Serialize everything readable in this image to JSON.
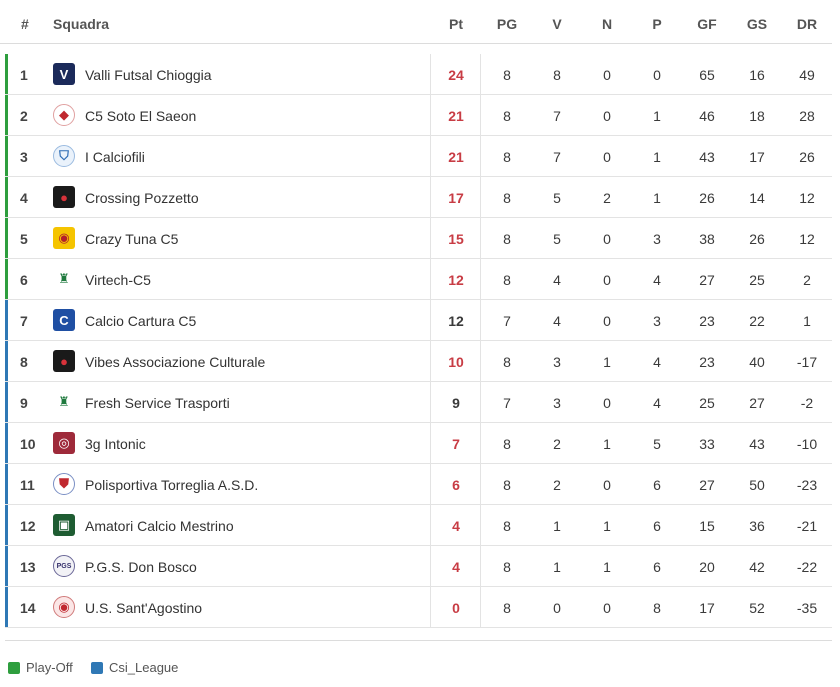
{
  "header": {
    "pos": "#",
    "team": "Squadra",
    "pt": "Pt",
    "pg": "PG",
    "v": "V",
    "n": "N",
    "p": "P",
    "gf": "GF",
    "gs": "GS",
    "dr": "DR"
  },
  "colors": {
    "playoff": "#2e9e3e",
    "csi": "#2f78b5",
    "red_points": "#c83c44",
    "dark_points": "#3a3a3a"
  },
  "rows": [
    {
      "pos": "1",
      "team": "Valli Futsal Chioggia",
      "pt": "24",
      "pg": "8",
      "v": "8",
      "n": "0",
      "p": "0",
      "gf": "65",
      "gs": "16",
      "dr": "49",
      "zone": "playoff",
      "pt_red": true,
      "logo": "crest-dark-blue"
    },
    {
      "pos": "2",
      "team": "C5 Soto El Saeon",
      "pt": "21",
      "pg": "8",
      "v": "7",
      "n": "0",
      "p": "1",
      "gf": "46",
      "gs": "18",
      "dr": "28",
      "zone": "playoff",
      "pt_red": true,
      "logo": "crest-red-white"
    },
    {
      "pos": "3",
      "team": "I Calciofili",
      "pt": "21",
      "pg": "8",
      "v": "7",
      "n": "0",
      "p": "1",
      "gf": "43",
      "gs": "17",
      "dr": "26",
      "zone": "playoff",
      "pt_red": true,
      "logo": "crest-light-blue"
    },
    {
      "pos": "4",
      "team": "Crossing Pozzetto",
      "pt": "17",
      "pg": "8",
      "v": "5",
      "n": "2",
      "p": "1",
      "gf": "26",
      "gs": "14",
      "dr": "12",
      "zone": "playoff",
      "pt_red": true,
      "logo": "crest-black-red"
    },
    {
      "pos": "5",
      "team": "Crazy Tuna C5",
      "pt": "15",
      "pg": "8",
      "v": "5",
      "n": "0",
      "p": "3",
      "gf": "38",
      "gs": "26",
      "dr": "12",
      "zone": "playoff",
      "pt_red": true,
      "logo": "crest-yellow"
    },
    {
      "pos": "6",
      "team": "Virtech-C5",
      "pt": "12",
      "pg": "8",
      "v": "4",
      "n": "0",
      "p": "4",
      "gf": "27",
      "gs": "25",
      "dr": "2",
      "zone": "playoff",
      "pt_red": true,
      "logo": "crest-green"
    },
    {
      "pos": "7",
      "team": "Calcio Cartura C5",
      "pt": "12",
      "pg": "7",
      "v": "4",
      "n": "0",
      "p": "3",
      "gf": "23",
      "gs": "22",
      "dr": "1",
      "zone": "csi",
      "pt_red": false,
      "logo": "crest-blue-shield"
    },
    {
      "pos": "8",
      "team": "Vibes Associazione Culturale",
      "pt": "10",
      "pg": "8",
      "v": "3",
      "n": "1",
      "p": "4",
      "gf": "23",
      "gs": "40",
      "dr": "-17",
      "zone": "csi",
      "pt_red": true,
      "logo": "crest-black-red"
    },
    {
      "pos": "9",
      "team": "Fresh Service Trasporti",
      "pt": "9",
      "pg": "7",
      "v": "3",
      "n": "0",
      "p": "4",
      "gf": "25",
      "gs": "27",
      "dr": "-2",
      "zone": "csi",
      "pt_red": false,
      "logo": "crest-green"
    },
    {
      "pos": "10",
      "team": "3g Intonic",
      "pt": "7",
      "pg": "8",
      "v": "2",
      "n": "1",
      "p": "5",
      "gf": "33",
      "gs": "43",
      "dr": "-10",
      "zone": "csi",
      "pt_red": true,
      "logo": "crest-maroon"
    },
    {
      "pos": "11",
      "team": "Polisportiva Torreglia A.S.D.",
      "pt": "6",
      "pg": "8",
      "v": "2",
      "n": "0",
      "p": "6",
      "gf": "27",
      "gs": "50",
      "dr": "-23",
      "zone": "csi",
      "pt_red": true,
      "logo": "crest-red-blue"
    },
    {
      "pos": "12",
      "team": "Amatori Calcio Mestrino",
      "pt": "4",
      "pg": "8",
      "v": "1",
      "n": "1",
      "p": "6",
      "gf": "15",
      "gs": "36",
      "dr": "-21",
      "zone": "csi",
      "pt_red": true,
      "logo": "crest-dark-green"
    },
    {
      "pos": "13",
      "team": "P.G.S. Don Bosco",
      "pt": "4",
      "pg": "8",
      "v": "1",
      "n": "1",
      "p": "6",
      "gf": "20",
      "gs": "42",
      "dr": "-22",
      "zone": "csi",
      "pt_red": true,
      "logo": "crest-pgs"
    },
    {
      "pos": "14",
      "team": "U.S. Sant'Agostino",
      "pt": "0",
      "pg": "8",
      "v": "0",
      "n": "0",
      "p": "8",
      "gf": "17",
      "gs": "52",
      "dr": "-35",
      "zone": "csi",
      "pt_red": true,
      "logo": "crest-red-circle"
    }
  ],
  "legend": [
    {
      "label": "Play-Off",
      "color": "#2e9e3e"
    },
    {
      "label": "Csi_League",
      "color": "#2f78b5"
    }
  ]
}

...

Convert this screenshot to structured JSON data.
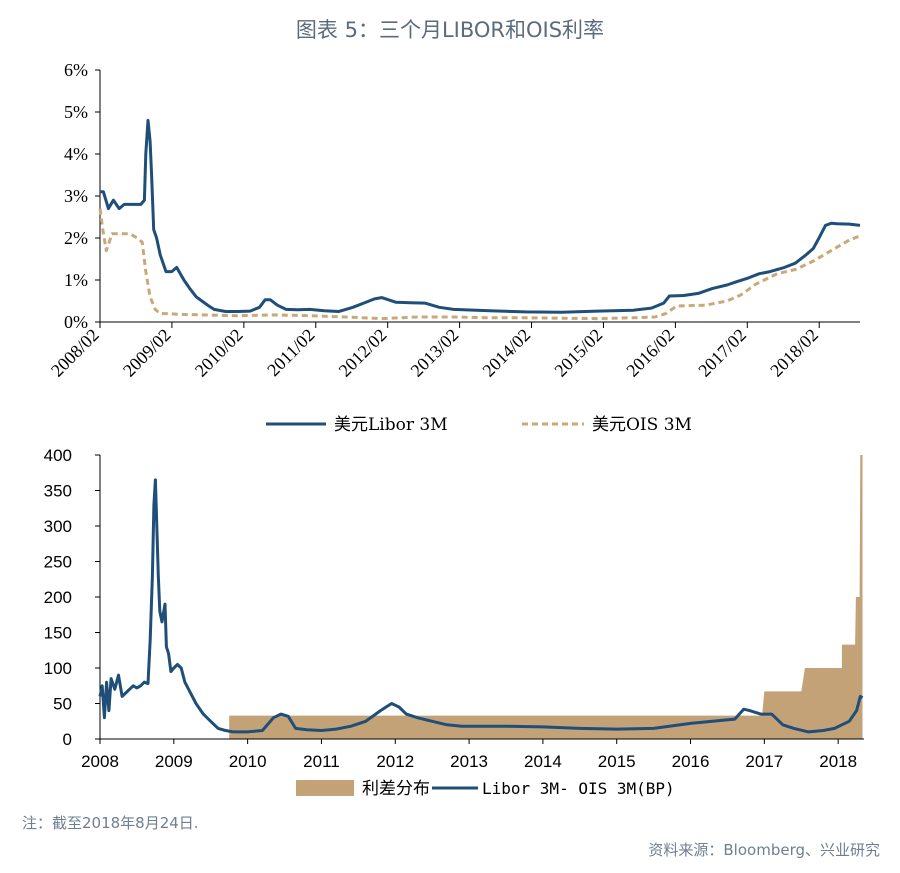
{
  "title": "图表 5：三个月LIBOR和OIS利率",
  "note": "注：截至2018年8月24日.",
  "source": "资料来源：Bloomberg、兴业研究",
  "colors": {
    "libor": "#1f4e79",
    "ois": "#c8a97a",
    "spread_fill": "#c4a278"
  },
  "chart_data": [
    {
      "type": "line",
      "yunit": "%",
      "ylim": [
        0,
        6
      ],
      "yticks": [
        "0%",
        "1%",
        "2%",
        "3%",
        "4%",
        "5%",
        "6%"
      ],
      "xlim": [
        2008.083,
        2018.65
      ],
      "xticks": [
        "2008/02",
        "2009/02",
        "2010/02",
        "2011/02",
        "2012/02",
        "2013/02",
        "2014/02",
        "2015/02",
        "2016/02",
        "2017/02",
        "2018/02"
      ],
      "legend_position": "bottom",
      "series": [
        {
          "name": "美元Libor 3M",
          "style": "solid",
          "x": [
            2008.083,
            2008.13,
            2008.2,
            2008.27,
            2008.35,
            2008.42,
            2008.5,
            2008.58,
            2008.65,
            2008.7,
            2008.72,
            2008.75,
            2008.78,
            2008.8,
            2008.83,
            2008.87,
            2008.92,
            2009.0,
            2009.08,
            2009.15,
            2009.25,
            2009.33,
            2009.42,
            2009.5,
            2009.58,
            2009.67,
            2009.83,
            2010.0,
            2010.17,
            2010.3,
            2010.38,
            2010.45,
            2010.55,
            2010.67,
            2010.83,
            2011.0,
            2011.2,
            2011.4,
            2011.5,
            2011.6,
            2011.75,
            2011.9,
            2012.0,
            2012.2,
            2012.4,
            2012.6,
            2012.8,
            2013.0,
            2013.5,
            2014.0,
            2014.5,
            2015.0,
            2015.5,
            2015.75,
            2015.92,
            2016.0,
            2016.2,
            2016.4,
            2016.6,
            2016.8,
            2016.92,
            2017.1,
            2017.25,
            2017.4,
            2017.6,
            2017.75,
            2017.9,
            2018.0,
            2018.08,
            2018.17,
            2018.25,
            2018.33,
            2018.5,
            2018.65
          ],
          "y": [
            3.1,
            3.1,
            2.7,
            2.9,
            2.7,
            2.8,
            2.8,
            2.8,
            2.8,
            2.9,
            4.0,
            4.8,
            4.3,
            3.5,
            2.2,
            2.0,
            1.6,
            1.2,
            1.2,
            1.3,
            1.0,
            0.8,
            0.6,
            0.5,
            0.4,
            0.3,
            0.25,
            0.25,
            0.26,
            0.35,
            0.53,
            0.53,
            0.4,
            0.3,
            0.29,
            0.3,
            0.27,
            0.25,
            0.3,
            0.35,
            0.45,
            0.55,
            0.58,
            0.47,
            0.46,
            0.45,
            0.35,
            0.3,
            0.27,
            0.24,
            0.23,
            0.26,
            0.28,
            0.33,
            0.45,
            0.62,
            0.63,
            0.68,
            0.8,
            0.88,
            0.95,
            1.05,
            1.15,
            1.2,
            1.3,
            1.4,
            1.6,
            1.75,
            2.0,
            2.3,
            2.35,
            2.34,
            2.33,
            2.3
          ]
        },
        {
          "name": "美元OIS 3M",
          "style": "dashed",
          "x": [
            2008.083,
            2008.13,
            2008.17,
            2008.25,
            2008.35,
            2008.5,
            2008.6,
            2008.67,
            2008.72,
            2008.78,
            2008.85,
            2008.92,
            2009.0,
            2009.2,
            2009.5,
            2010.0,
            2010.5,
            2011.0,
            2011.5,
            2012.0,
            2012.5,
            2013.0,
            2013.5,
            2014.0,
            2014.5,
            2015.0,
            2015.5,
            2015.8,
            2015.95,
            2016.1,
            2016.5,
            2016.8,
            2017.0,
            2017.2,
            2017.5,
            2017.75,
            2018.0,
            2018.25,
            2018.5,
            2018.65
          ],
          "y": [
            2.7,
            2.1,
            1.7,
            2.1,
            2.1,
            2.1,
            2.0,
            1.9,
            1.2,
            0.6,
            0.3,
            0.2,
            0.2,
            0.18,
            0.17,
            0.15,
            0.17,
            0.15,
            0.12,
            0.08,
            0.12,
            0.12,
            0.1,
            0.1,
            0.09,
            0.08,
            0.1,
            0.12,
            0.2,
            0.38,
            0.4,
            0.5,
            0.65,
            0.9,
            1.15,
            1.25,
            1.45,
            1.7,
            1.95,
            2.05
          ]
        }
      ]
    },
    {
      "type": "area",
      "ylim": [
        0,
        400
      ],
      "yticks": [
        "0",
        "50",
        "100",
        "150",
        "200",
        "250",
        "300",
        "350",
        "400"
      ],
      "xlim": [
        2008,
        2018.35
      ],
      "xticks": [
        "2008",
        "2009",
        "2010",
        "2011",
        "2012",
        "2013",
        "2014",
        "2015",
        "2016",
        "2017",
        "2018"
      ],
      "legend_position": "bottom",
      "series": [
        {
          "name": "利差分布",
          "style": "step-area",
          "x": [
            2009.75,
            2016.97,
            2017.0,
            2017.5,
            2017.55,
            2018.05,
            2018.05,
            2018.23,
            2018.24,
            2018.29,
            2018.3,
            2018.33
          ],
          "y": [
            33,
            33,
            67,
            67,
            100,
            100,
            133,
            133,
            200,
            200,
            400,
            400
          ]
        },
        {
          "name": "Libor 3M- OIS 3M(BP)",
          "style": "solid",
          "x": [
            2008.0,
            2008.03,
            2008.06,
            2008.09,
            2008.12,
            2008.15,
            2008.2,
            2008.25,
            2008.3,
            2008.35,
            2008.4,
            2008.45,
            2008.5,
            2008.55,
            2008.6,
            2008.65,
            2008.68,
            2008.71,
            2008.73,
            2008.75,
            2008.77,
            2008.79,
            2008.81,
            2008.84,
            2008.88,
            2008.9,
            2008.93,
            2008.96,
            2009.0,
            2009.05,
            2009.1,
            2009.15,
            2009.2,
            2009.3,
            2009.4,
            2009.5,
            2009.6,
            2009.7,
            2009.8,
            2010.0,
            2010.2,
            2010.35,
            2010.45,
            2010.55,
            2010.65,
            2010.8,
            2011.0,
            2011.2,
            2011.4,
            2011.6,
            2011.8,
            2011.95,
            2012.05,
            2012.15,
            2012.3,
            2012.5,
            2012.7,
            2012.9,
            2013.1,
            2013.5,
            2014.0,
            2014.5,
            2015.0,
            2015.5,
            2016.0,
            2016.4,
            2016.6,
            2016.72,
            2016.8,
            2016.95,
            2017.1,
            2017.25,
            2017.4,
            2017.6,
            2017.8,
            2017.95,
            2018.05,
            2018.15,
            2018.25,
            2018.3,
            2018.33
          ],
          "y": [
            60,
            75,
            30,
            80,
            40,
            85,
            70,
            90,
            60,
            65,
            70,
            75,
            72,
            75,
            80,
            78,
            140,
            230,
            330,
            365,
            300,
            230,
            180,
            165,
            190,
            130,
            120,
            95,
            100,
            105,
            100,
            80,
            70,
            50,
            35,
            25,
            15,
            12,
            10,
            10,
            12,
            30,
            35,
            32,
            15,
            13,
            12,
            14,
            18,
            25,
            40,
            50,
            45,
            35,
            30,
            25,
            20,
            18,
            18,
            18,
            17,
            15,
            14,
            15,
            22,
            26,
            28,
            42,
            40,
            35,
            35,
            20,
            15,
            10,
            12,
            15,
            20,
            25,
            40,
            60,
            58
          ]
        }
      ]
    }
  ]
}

--

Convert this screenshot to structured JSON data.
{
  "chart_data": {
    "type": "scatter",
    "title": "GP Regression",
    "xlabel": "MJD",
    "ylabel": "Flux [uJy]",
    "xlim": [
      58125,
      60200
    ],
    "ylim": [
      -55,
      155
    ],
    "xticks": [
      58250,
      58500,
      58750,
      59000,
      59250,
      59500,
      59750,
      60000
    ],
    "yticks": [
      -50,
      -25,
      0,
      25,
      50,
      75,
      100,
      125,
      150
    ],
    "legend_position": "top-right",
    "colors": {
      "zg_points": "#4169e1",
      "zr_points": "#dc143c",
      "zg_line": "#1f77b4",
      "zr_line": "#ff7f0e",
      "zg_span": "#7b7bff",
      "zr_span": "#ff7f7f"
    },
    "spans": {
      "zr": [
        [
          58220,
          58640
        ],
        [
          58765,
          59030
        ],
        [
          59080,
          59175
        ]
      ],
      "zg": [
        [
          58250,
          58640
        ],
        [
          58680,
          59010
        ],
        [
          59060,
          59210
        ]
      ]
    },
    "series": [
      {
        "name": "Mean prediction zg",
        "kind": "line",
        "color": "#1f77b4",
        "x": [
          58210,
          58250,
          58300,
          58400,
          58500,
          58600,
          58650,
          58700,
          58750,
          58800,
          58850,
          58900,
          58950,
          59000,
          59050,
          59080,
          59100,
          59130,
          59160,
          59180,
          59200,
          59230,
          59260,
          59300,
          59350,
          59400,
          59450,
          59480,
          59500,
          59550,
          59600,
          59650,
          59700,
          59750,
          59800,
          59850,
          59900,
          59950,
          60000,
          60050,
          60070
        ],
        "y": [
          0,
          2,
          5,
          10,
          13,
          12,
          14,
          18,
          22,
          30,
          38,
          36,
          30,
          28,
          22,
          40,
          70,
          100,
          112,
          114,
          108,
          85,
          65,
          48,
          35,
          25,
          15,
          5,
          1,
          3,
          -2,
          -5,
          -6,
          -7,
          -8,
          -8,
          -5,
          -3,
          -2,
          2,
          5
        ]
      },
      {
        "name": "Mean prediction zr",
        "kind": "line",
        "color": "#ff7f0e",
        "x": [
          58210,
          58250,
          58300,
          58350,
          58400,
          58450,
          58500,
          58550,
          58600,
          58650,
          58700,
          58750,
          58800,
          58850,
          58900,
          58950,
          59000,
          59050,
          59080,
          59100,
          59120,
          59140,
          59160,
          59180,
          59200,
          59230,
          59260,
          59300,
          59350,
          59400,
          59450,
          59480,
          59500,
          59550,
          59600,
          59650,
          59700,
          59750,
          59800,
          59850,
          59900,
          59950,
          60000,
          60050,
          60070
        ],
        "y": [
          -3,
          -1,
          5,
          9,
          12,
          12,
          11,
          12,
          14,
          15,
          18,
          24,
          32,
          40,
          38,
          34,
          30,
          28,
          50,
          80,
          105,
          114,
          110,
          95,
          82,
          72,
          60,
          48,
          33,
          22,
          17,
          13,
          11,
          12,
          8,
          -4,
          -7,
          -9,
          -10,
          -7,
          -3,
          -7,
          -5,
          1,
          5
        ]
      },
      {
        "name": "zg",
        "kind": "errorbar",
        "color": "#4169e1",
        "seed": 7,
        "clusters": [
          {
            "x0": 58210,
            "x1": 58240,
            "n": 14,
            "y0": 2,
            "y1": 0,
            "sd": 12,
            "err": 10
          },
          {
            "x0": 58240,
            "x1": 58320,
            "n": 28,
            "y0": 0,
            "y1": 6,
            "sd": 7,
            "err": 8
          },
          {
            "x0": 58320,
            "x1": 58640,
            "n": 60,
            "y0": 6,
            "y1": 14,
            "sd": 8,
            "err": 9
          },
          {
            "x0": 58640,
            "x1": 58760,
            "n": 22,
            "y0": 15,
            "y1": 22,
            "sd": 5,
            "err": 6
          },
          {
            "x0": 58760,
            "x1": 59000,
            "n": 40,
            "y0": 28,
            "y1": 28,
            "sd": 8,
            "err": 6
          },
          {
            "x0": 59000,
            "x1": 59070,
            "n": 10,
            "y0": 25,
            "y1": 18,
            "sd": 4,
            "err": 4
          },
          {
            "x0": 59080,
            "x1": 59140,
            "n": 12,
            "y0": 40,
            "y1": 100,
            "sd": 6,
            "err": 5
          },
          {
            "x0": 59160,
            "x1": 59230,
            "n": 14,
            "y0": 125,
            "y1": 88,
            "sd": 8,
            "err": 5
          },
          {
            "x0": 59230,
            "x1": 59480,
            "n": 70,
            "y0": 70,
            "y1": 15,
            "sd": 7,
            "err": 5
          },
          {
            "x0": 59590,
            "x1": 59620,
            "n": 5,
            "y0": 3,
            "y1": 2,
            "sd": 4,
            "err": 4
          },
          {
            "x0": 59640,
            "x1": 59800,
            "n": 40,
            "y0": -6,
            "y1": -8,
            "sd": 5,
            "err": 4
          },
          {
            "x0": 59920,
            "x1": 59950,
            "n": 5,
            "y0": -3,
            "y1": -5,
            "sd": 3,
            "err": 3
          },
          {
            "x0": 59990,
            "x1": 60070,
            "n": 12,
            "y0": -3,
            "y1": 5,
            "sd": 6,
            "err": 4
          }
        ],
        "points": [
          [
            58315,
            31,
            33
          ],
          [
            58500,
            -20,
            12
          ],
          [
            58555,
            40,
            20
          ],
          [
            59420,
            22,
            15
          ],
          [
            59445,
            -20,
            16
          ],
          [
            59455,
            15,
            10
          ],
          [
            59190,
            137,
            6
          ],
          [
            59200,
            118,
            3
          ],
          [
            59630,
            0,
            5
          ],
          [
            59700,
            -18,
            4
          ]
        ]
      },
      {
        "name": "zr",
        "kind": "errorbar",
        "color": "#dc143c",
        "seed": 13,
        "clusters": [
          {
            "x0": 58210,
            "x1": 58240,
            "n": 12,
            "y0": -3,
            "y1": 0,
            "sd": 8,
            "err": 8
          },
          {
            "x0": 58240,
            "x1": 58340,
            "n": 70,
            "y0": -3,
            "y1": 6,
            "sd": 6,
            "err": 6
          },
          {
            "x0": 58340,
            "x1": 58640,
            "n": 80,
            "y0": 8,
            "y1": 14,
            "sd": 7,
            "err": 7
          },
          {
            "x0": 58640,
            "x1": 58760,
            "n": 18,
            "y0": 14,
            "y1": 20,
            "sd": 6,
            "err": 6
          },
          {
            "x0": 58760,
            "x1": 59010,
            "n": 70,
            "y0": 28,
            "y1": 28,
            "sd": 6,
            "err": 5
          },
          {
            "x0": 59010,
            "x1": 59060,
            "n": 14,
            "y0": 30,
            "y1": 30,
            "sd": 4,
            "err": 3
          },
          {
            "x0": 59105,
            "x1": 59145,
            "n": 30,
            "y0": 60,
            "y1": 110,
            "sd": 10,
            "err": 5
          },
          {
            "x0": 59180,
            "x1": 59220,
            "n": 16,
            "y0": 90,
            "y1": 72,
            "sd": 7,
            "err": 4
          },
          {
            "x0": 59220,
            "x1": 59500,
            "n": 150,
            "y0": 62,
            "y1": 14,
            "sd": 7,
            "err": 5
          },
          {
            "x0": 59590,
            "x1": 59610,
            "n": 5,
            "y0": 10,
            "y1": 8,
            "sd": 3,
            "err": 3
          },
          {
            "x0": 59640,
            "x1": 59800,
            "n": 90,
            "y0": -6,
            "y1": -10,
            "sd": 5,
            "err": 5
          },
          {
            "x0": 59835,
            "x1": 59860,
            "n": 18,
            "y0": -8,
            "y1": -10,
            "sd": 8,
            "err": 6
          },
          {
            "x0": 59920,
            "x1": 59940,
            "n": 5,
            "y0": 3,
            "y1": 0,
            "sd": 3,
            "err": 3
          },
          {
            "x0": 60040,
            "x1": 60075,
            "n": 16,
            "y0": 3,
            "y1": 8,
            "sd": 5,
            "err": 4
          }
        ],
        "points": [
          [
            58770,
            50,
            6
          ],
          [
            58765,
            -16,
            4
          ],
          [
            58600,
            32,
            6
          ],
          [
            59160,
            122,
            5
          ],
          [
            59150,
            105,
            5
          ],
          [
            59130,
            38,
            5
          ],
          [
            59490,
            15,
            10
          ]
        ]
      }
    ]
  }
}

**EXERCISE BRIEF:**
Copy every line that includes the string "prediction" from the material above.

**OUTPUT FOR THIS TASK:**
        "name": "Mean prediction zg",
        "name": "Mean prediction zr",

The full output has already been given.